--- START INPUT MATERIAL ---

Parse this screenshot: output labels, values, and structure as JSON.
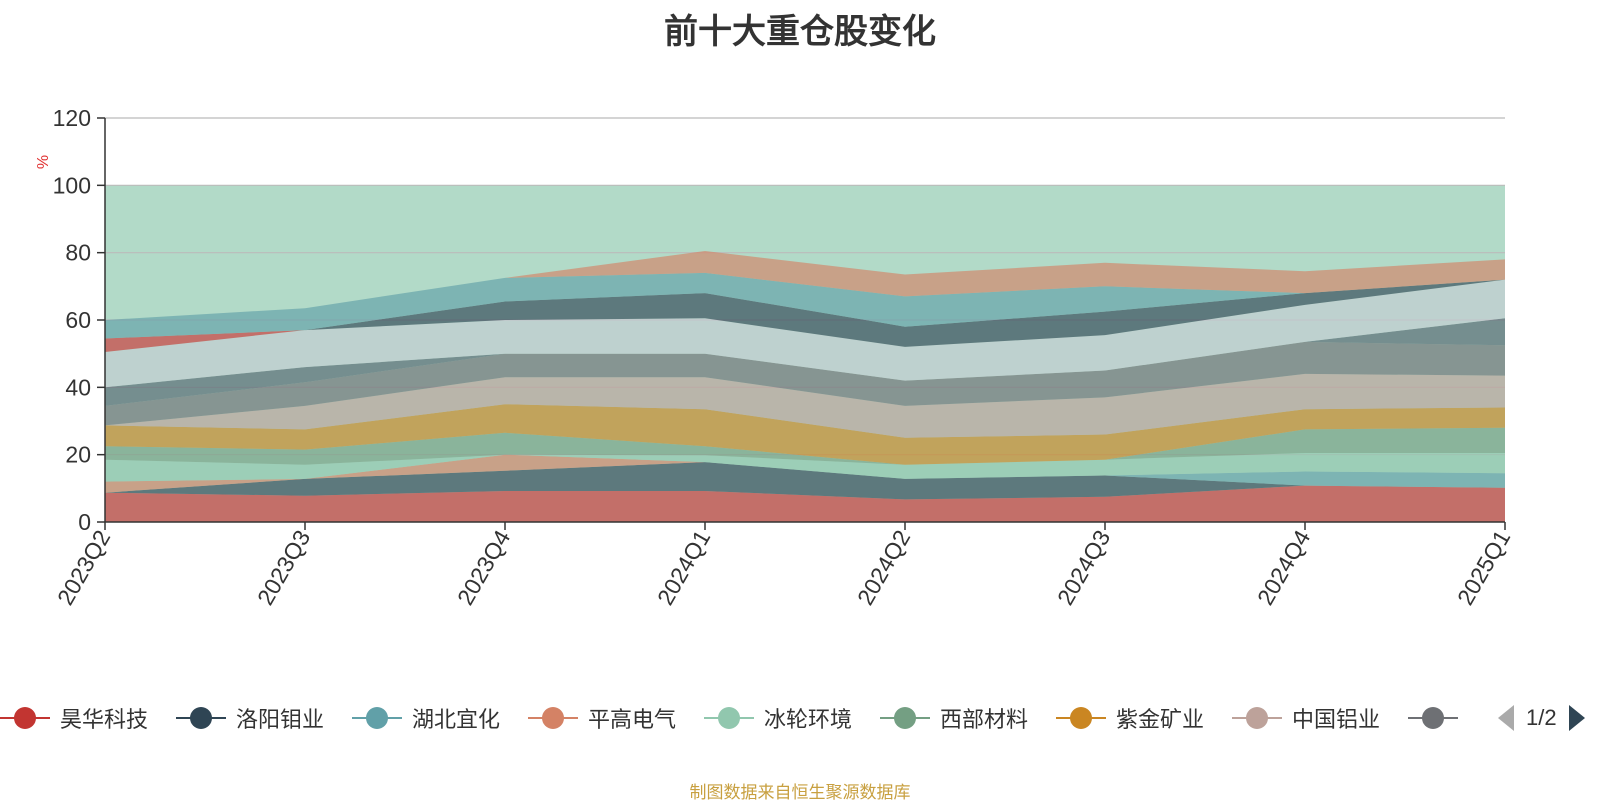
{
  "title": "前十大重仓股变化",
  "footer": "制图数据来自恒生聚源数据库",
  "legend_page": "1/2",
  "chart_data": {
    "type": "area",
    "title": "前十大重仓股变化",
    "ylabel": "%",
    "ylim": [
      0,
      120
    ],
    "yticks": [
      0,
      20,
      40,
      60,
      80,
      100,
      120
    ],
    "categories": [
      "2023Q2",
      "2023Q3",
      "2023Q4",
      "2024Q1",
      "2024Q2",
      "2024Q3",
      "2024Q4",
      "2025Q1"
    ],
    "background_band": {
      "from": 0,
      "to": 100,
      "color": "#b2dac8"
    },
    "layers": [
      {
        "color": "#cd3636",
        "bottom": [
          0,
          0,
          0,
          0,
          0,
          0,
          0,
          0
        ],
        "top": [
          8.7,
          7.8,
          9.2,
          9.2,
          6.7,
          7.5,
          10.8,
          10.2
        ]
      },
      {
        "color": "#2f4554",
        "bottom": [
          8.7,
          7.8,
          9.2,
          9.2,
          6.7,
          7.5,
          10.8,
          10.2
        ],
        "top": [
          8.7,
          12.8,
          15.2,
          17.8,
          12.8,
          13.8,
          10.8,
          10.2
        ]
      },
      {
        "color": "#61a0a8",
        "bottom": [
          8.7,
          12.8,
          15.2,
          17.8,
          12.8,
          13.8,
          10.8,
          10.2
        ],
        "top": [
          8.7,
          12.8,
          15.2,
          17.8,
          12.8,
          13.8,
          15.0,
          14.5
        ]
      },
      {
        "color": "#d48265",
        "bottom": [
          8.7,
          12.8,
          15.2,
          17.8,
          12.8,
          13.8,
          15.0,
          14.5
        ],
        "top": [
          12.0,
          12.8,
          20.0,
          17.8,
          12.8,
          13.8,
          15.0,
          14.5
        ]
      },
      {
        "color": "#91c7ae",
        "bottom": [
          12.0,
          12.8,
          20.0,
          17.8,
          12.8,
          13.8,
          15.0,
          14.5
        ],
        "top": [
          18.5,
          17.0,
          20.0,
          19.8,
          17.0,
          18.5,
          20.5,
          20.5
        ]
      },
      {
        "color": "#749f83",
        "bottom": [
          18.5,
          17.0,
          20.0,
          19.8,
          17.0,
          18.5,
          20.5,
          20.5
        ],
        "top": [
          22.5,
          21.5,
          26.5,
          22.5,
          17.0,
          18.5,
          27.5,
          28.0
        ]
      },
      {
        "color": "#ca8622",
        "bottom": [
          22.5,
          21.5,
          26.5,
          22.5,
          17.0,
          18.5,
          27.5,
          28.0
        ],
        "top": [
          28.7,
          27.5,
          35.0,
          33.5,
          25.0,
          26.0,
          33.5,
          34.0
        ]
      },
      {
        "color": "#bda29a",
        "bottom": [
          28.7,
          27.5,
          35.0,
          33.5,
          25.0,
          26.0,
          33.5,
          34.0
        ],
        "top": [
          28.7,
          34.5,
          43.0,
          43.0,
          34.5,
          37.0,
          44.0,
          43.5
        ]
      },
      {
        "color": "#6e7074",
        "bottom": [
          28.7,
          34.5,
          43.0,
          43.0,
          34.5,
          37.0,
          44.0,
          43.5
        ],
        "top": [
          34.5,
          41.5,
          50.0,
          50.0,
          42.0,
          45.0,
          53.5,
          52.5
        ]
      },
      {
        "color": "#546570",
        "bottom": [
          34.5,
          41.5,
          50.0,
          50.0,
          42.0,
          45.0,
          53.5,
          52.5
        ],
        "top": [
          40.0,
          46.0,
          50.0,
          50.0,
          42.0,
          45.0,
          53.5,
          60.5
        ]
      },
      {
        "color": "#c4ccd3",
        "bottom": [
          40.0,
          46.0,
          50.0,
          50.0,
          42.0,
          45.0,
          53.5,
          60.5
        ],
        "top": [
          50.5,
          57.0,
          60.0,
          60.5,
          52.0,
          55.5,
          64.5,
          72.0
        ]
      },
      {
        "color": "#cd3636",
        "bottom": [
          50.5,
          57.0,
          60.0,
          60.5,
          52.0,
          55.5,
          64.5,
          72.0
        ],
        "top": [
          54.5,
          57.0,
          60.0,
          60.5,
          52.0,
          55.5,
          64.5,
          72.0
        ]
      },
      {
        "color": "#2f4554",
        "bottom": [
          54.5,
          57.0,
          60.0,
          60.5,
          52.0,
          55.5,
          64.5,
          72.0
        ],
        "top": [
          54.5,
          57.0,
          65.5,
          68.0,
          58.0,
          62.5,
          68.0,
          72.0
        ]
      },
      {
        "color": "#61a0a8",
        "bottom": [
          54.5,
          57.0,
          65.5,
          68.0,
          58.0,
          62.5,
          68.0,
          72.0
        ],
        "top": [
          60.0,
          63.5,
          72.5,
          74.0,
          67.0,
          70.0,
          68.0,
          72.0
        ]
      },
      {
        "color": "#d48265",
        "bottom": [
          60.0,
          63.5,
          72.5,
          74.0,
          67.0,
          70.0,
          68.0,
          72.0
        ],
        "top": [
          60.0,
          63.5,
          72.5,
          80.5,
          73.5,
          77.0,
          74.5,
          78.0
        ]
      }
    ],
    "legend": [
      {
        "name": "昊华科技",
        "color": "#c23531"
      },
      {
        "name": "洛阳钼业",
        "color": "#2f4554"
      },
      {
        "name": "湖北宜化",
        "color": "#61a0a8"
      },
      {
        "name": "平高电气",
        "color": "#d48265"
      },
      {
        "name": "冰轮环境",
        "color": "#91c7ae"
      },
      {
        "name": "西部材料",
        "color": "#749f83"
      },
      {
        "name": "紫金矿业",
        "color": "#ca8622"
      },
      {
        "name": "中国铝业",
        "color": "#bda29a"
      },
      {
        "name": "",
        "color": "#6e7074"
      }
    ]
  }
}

--- END INPUT MATERIAL ---
--- START INPUT MATERIAL ---

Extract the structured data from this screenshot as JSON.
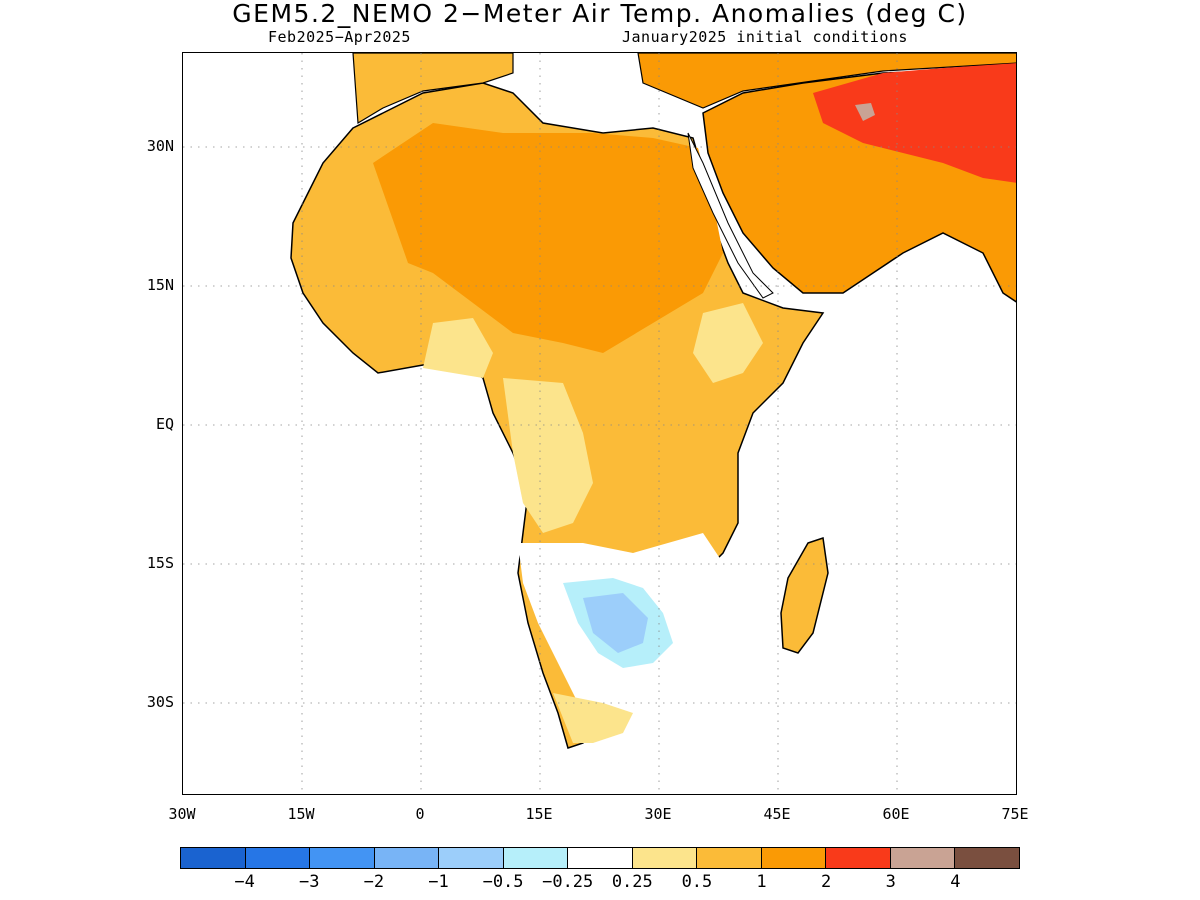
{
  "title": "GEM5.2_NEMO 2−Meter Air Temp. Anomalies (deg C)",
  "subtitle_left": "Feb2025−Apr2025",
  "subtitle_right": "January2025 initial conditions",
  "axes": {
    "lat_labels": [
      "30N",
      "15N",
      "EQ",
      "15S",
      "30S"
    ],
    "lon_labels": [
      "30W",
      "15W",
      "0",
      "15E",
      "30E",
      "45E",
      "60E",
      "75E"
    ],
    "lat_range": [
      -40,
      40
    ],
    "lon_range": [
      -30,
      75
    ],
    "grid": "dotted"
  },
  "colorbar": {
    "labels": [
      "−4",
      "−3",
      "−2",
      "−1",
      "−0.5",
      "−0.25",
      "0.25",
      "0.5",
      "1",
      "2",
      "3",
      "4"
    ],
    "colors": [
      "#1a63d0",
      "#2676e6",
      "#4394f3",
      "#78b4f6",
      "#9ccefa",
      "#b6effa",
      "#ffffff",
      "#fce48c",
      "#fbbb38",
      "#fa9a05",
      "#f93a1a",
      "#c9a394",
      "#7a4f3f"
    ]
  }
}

--- END INPUT MATERIAL ---

• [WHAT THE TASK ASKS]: Identify each line of the material where the word "JSON" shows up, and copy it.

• [OUTPUT FOR THIS EXERCISE]:
Parse this screenshot: output labels, values, and structure as JSON.
Extract the structured data from this screenshot as JSON.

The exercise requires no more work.